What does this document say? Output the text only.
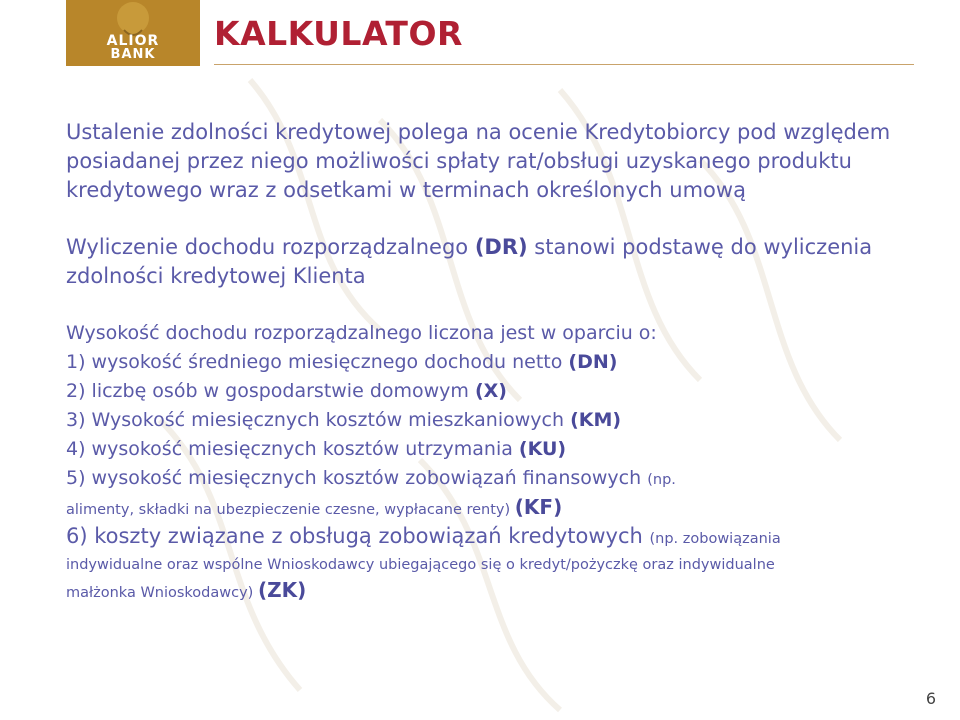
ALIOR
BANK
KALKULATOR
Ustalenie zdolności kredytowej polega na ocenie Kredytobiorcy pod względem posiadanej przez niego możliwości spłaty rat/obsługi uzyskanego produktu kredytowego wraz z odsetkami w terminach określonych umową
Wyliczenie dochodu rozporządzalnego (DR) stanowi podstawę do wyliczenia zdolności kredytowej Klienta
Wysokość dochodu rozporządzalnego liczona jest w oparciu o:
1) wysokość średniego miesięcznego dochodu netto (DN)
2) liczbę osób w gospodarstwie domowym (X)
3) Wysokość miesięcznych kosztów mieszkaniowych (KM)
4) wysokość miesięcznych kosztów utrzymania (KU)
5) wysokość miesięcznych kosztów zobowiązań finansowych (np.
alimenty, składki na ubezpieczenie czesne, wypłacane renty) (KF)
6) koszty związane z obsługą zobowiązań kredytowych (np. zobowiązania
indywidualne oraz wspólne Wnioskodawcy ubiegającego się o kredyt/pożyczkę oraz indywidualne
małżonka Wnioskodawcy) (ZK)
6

==

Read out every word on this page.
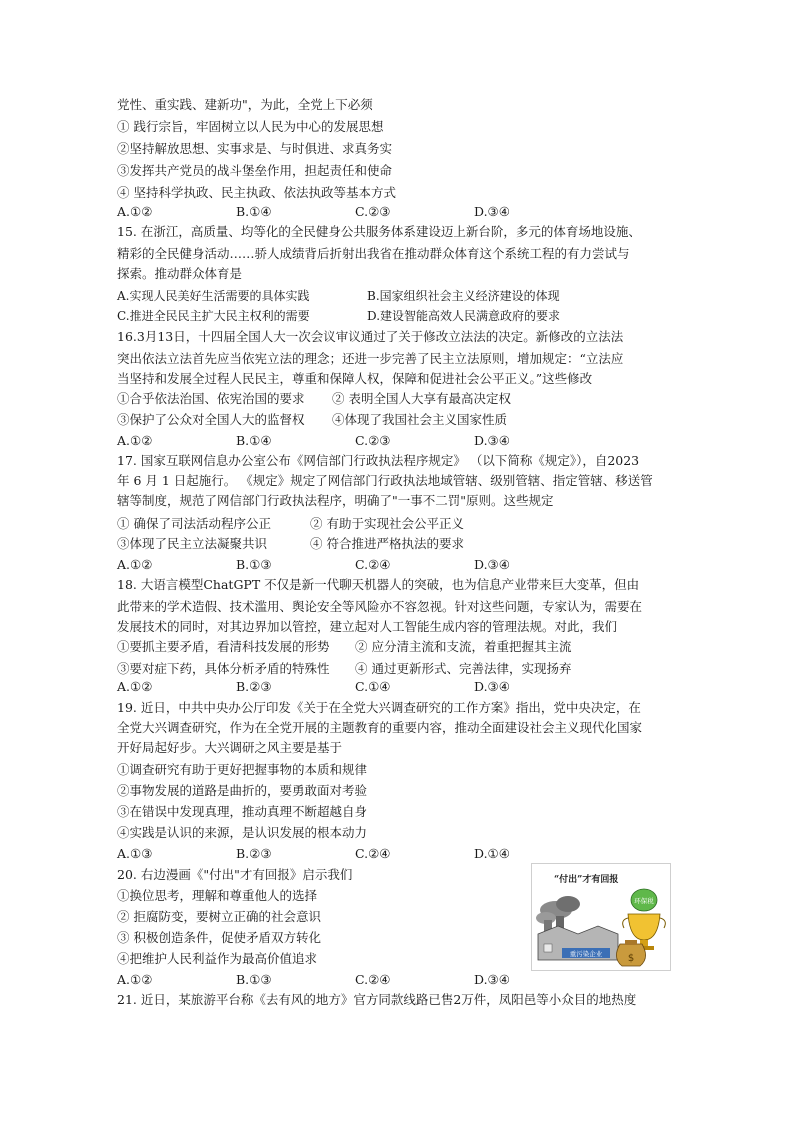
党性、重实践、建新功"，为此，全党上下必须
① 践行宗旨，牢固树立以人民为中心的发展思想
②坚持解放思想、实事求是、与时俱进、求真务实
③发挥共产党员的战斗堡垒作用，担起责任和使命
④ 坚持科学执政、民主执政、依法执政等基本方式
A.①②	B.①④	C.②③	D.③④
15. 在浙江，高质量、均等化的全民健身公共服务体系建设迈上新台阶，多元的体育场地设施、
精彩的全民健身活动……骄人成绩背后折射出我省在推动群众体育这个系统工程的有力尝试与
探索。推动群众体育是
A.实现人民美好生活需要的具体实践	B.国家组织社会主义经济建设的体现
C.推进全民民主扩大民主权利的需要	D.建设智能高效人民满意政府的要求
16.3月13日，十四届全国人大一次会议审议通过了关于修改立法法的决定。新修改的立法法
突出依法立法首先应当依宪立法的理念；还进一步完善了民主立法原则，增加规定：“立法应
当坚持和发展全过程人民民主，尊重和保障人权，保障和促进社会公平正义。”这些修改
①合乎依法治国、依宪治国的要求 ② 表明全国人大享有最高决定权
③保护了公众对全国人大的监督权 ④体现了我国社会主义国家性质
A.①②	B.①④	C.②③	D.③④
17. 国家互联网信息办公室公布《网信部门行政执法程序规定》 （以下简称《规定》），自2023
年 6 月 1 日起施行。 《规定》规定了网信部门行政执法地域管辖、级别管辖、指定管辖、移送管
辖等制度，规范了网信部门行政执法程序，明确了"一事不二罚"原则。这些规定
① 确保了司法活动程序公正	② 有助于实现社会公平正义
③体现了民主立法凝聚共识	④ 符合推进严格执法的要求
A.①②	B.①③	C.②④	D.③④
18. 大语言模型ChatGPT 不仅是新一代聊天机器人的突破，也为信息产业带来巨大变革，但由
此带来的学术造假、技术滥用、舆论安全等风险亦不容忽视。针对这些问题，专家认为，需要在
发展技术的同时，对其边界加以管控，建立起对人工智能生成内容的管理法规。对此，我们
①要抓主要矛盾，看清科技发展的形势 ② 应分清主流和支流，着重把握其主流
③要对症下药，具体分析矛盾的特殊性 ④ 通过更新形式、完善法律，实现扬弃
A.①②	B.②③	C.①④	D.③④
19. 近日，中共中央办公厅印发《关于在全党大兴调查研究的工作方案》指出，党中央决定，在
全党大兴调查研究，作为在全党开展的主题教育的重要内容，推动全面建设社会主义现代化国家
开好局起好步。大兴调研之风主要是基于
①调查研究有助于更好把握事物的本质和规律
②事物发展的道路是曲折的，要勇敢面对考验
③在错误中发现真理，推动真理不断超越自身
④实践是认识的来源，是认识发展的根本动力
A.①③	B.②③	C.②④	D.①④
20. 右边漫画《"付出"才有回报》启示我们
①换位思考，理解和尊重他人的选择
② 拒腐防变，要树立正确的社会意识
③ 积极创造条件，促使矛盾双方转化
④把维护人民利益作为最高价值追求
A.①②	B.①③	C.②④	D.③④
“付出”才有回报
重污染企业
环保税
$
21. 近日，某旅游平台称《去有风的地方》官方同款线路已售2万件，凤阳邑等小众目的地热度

### Instructions to follow
From the records given above, copy all lines containing "dochodu".

### Exercise output
Wyliczenie dochodu rozporządzalnego (DR) stanowi podstawę do wyliczenia zdolności kredytowej Klienta
Wysokość dochodu rozporządzalnego liczona jest w oparciu o:
1) wysokość średniego miesięcznego dochodu netto (DN)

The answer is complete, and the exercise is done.